> [Problem statement] How many of these lines hold the string "organo"? Answer with the number only.

> [Provided material]
|---|

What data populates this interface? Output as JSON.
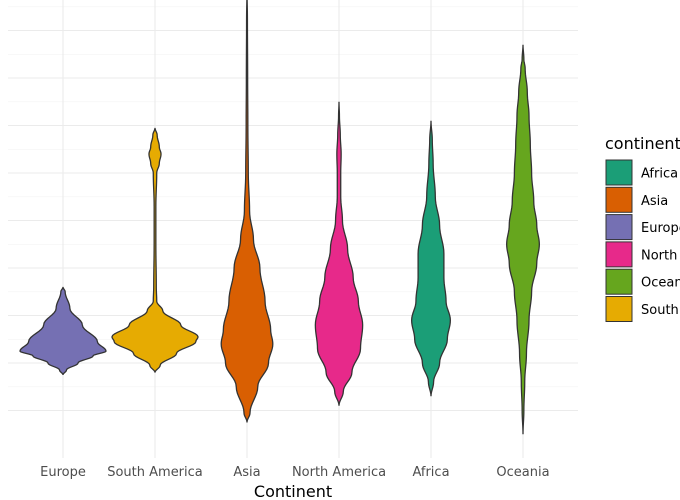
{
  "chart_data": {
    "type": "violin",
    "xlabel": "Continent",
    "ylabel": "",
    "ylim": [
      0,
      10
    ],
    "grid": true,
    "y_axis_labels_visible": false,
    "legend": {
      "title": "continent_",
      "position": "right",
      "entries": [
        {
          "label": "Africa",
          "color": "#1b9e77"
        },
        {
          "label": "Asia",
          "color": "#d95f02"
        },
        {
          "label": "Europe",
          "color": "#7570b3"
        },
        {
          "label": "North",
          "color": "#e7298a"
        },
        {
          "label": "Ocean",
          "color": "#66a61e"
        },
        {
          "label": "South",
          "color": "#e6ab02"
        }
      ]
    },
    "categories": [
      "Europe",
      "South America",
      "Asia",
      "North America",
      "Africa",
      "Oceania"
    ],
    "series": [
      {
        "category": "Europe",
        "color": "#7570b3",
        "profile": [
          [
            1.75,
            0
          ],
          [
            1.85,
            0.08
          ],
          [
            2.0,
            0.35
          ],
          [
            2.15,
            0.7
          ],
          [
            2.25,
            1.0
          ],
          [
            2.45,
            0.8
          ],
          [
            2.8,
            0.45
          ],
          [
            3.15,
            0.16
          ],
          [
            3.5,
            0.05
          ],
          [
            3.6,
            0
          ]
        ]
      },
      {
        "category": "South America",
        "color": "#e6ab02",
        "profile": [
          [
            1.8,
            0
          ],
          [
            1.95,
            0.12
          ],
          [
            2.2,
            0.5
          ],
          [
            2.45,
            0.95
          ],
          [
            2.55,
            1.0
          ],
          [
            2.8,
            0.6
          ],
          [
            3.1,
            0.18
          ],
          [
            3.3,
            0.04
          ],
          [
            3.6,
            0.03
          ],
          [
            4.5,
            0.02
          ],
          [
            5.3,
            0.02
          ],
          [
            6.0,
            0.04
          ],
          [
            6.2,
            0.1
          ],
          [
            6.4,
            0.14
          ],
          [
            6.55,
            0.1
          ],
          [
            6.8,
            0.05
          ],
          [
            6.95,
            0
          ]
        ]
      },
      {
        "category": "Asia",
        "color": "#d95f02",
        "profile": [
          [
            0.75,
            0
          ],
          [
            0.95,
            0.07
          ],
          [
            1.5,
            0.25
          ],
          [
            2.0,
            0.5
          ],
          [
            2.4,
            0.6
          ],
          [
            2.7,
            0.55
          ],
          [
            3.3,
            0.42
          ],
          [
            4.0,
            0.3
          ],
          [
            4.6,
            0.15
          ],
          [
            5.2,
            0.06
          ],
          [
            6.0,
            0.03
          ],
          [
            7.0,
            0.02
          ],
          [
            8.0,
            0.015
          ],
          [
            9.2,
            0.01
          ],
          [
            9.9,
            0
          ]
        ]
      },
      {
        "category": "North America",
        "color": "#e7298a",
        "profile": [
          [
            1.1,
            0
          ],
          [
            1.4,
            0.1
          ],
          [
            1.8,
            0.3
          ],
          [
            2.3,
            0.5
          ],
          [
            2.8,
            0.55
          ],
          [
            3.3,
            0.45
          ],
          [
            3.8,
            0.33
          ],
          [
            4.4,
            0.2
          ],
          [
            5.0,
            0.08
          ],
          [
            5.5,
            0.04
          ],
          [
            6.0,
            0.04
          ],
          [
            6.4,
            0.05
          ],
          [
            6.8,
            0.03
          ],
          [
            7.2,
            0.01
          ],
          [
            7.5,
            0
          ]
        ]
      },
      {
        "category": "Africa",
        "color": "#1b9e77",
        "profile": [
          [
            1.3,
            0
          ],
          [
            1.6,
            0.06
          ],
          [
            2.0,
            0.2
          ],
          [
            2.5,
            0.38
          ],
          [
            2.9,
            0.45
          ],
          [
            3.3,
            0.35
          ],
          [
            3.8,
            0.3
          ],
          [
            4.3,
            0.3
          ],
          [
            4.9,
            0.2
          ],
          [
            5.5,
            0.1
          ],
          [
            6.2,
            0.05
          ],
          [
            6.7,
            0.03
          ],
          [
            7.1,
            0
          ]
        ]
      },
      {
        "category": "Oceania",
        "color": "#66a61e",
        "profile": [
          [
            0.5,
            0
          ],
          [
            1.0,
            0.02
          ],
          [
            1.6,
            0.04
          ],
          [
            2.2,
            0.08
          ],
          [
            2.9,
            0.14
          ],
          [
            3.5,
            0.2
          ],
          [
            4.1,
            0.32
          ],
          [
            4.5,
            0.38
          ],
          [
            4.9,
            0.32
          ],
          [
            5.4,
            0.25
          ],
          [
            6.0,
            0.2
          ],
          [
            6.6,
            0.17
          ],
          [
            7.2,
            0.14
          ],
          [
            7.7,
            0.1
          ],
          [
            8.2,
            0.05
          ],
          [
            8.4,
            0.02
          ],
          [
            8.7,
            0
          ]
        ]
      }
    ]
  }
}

|---|

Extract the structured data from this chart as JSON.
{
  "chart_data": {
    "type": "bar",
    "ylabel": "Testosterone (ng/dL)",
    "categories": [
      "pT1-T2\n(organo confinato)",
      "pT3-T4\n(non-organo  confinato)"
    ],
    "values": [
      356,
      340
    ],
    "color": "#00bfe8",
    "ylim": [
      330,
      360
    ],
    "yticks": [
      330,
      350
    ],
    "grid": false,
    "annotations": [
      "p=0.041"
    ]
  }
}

|---|

> [Exercise result] 2